- INSTRUCTIONS FOR THE TASK
List each line holding the string "JSON".

____________________

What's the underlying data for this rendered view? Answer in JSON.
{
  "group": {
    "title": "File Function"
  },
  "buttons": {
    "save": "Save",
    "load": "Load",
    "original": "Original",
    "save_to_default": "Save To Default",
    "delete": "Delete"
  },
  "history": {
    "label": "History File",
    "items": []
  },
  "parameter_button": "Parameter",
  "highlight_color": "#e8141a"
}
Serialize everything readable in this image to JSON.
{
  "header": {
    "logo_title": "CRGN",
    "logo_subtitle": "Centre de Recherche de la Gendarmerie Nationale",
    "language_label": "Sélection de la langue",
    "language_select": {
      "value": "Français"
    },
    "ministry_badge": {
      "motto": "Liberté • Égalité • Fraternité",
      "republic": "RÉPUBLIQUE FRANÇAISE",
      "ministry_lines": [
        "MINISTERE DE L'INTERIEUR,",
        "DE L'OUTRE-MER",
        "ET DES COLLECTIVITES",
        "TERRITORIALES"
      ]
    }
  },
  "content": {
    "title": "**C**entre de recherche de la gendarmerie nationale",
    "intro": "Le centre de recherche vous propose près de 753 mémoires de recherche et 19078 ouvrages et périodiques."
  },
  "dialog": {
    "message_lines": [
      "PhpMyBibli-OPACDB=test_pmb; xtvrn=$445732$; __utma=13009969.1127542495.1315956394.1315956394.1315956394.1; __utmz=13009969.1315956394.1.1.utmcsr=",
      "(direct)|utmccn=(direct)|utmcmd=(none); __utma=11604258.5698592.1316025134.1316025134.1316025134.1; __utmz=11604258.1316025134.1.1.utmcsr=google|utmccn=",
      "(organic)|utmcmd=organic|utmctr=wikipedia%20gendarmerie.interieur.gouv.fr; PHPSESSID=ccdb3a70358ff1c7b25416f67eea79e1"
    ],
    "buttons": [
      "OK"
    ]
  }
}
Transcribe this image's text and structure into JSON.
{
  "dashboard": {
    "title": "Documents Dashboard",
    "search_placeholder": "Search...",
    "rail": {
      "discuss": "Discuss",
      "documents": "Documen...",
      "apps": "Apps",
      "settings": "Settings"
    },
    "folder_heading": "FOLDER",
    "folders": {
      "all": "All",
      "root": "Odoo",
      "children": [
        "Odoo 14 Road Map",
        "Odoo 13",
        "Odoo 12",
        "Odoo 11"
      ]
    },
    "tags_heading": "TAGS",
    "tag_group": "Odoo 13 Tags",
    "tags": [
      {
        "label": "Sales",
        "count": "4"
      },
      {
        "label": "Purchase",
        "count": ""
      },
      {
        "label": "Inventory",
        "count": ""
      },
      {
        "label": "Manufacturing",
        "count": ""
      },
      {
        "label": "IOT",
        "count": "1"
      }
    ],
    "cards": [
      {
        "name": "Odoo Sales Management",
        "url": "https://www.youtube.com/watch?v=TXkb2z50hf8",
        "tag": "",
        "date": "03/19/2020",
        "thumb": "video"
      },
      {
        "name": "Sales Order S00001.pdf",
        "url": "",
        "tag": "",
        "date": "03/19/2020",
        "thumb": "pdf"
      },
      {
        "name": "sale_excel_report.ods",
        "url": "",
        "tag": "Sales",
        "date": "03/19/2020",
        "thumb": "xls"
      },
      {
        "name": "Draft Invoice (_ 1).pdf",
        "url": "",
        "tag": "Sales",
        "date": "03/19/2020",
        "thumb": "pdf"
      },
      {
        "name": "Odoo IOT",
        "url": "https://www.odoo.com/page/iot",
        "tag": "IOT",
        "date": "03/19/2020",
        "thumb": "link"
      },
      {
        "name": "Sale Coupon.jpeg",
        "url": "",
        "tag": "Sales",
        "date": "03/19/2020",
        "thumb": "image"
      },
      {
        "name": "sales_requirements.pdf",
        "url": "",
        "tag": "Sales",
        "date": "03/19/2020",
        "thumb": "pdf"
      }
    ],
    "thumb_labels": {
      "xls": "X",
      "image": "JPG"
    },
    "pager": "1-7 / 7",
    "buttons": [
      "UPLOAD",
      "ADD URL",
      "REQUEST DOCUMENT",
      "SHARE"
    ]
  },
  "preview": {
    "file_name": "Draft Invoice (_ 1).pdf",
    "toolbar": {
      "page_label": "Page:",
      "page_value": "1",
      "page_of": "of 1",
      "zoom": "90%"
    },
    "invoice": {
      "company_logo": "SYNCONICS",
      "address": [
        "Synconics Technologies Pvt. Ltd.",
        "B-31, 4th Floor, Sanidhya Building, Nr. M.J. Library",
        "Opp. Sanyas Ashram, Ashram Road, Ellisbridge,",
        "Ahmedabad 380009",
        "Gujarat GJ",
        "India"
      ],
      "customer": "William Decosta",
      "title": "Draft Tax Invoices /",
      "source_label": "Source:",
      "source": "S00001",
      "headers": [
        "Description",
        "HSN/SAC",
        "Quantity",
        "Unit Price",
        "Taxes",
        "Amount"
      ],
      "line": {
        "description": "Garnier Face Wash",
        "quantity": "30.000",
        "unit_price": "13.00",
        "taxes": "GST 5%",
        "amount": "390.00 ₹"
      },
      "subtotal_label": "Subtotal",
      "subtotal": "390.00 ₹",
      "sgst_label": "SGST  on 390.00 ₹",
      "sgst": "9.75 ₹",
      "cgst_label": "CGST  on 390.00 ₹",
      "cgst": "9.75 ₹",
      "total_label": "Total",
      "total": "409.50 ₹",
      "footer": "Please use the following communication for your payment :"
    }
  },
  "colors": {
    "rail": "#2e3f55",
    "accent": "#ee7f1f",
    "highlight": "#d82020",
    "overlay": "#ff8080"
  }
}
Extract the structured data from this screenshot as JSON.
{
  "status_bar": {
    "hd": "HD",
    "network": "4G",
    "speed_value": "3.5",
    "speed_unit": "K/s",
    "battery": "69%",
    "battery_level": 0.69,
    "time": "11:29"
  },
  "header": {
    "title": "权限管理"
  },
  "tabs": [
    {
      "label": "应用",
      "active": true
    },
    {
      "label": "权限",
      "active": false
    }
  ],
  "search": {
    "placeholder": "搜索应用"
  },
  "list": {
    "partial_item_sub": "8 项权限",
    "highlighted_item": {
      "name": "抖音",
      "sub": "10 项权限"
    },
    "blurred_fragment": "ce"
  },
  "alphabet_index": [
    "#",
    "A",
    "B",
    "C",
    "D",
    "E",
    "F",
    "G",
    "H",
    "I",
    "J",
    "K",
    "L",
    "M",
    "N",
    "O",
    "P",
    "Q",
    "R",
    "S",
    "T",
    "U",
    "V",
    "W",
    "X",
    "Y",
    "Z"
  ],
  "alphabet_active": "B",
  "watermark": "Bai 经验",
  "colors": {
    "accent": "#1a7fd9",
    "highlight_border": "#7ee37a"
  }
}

____________________

- THE ANSWER
What's the underlying data for this rendered view? Answer in JSON.
Serialize everything readable in this image to JSON.
Transcribe this image's text and structure into JSON.
Extract the structured data from this screenshot as JSON.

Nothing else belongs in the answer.